RECORDS FOR THIS TASK:
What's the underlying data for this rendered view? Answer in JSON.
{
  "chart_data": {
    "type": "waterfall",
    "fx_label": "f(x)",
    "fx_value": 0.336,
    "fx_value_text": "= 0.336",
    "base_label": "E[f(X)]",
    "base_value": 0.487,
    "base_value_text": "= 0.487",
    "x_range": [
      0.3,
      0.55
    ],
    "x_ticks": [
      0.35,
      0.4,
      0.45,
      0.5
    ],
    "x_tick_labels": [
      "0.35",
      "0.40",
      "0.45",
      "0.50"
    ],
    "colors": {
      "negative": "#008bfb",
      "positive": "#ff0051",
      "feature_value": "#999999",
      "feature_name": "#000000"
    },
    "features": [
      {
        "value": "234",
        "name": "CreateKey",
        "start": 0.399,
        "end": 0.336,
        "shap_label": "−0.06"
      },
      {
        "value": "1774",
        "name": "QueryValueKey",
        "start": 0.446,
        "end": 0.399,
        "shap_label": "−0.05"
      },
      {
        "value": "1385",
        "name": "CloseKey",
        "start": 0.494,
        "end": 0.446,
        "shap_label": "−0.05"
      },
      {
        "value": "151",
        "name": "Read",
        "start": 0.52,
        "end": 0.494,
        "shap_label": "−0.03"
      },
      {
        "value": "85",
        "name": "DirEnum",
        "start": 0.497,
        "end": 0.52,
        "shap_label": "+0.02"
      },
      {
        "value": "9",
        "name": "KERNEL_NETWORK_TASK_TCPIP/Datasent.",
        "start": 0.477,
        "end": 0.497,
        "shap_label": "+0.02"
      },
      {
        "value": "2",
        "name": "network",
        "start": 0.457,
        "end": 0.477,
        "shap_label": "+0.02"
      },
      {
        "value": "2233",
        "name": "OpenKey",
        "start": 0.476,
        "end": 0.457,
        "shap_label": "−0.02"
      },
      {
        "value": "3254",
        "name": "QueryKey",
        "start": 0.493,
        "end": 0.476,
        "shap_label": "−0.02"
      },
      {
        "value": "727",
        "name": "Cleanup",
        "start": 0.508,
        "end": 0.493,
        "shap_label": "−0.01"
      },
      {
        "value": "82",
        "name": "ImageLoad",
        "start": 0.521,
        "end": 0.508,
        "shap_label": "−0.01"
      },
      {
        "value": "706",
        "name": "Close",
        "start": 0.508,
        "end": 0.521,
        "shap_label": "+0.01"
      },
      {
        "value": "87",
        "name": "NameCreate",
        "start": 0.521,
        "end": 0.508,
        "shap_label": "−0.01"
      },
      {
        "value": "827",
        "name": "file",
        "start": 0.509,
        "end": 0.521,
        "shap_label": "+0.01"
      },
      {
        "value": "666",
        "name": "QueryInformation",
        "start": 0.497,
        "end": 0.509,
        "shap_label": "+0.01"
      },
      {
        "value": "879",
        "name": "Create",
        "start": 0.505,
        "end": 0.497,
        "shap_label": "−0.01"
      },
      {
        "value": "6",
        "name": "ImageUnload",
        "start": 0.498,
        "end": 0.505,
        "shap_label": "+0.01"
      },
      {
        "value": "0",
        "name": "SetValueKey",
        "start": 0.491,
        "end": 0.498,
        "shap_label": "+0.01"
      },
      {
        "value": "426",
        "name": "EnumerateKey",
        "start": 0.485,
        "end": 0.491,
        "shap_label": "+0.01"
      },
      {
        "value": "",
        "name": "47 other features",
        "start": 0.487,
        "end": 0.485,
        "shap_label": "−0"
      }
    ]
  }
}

WRITTEN INSTRUCTION: Extract all of the data above without altering anything.

TASK SOLUTION:
What's the underlying data for this rendered view? Answer in JSON.
{
  "chart_data": {
    "type": "waterfall",
    "fx_label": "f(x)",
    "fx_value": 0.336,
    "fx_value_text": "= 0.336",
    "base_label": "E[f(X)]",
    "base_value": 0.487,
    "base_value_text": "= 0.487",
    "x_range": [
      0.3,
      0.55
    ],
    "x_ticks": [
      0.35,
      0.4,
      0.45,
      0.5
    ],
    "x_tick_labels": [
      "0.35",
      "0.40",
      "0.45",
      "0.50"
    ],
    "colors": {
      "negative": "#008bfb",
      "positive": "#ff0051",
      "feature_value": "#999999",
      "feature_name": "#000000"
    },
    "features": [
      {
        "value": "234",
        "name": "CreateKey",
        "start": 0.399,
        "end": 0.336,
        "shap_label": "−0.06"
      },
      {
        "value": "1774",
        "name": "QueryValueKey",
        "start": 0.446,
        "end": 0.399,
        "shap_label": "−0.05"
      },
      {
        "value": "1385",
        "name": "CloseKey",
        "start": 0.494,
        "end": 0.446,
        "shap_label": "−0.05"
      },
      {
        "value": "151",
        "name": "Read",
        "start": 0.52,
        "end": 0.494,
        "shap_label": "−0.03"
      },
      {
        "value": "85",
        "name": "DirEnum",
        "start": 0.497,
        "end": 0.52,
        "shap_label": "+0.02"
      },
      {
        "value": "9",
        "name": "KERNEL_NETWORK_TASK_TCPIP/Datasent.",
        "start": 0.477,
        "end": 0.497,
        "shap_label": "+0.02"
      },
      {
        "value": "2",
        "name": "network",
        "start": 0.457,
        "end": 0.477,
        "shap_label": "+0.02"
      },
      {
        "value": "2233",
        "name": "OpenKey",
        "start": 0.476,
        "end": 0.457,
        "shap_label": "−0.02"
      },
      {
        "value": "3254",
        "name": "QueryKey",
        "start": 0.493,
        "end": 0.476,
        "shap_label": "−0.02"
      },
      {
        "value": "727",
        "name": "Cleanup",
        "start": 0.508,
        "end": 0.493,
        "shap_label": "−0.01"
      },
      {
        "value": "82",
        "name": "ImageLoad",
        "start": 0.521,
        "end": 0.508,
        "shap_label": "−0.01"
      },
      {
        "value": "706",
        "name": "Close",
        "start": 0.508,
        "end": 0.521,
        "shap_label": "+0.01"
      },
      {
        "value": "87",
        "name": "NameCreate",
        "start": 0.521,
        "end": 0.508,
        "shap_label": "−0.01"
      },
      {
        "value": "827",
        "name": "file",
        "start": 0.509,
        "end": 0.521,
        "shap_label": "+0.01"
      },
      {
        "value": "666",
        "name": "QueryInformation",
        "start": 0.497,
        "end": 0.509,
        "shap_label": "+0.01"
      },
      {
        "value": "879",
        "name": "Create",
        "start": 0.505,
        "end": 0.497,
        "shap_label": "−0.01"
      },
      {
        "value": "6",
        "name": "ImageUnload",
        "start": 0.498,
        "end": 0.505,
        "shap_label": "+0.01"
      },
      {
        "value": "0",
        "name": "SetValueKey",
        "start": 0.491,
        "end": 0.498,
        "shap_label": "+0.01"
      },
      {
        "value": "426",
        "name": "EnumerateKey",
        "start": 0.485,
        "end": 0.491,
        "shap_label": "+0.01"
      },
      {
        "value": "",
        "name": "47 other features",
        "start": 0.487,
        "end": 0.485,
        "shap_label": "−0"
      }
    ]
  }
}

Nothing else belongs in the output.